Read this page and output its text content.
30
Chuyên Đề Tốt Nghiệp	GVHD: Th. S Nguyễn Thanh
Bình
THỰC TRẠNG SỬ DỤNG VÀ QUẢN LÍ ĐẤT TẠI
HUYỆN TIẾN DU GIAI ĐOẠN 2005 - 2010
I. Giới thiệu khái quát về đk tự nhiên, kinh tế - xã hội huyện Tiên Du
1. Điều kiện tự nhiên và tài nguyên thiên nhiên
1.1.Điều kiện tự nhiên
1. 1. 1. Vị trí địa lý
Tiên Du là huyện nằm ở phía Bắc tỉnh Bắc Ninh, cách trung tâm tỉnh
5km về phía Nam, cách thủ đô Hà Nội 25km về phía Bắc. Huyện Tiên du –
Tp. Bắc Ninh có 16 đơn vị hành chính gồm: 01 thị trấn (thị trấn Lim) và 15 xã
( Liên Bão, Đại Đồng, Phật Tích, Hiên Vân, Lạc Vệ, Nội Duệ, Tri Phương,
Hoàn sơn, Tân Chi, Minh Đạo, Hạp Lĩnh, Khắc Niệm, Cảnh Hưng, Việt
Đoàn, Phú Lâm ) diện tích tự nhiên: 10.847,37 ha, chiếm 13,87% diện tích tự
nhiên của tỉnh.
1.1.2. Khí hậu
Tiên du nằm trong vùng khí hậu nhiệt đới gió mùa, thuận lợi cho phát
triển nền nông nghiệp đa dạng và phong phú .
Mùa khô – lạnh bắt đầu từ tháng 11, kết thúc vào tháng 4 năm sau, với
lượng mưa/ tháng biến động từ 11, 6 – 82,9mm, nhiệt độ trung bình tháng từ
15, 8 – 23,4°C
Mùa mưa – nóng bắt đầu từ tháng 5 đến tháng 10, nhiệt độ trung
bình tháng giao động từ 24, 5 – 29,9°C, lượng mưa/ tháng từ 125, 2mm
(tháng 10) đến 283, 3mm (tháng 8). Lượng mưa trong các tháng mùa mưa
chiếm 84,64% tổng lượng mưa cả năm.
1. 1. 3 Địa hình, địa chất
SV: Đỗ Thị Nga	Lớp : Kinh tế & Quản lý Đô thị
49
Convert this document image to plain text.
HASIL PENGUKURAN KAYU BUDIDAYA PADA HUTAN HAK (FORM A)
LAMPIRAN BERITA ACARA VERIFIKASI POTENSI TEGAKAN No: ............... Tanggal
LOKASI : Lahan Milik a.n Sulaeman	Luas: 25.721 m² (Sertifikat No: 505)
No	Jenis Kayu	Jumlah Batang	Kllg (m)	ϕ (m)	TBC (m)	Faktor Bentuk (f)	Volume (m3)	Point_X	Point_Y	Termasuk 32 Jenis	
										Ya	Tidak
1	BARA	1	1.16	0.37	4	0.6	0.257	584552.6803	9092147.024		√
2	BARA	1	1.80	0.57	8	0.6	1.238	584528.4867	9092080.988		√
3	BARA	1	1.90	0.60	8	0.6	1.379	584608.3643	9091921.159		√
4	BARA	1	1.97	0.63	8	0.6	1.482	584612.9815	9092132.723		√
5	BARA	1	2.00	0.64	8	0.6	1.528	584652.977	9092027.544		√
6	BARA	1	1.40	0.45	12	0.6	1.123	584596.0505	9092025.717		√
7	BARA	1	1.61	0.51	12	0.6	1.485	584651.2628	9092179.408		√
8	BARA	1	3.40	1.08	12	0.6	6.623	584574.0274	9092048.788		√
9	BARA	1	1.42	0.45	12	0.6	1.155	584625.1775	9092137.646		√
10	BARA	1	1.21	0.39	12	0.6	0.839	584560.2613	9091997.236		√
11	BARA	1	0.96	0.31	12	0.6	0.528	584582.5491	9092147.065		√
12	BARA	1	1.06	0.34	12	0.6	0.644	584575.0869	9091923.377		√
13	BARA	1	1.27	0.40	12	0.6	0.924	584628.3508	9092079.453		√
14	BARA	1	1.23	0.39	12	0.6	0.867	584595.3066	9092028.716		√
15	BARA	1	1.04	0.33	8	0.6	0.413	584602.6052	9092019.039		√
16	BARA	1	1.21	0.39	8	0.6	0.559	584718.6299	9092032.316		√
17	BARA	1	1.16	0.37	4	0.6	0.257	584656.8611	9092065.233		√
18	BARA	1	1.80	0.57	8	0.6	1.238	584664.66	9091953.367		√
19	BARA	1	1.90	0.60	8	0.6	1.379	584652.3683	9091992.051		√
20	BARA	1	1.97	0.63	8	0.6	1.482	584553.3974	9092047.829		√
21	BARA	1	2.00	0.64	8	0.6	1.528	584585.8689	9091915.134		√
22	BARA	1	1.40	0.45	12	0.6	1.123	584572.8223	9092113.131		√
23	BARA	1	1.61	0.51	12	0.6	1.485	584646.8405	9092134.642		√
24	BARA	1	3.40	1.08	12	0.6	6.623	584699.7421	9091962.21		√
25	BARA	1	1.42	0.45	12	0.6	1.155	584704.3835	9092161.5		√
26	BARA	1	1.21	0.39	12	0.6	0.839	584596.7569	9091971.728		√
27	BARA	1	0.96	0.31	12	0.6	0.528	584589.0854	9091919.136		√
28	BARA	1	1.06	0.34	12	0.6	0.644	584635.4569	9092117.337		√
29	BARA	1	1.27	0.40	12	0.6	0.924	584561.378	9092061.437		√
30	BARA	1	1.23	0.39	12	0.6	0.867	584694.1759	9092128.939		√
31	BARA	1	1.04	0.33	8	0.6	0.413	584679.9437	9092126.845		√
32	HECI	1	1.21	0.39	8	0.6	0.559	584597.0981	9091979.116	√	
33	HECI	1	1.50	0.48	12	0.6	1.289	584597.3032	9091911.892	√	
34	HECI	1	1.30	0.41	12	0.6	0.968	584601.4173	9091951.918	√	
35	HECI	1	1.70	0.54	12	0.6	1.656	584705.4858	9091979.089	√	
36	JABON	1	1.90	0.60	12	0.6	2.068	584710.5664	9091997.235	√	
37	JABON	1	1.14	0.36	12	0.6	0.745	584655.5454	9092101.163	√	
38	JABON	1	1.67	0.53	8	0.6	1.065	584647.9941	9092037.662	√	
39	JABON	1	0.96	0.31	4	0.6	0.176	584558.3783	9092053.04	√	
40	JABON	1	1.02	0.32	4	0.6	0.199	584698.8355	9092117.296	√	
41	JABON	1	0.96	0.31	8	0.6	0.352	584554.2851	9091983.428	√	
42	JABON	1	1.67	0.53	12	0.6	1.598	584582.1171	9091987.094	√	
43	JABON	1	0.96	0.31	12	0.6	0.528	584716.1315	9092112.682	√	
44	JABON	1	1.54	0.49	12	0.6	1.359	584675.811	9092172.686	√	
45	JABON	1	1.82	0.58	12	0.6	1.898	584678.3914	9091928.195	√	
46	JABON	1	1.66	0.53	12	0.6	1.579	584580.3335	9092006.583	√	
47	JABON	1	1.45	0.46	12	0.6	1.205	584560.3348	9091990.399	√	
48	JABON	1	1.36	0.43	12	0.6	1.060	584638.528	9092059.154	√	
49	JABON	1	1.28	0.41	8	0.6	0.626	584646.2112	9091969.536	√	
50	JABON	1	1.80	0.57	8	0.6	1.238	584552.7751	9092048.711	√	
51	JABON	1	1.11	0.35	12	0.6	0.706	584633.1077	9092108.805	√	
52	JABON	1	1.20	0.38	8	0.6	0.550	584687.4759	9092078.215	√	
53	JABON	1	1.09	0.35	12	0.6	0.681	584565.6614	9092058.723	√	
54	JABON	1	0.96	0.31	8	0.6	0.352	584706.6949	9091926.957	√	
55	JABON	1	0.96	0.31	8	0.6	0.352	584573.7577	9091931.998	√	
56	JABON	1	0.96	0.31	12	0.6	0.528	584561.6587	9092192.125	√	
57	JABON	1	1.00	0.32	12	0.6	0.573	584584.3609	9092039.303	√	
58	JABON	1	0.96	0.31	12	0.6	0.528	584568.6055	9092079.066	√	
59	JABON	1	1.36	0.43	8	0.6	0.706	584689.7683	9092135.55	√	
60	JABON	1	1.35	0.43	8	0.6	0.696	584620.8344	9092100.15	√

**Task instructions**
Work out how many lines of the material above contain the word "phía", then give only that figure.

**Exercise answer**
2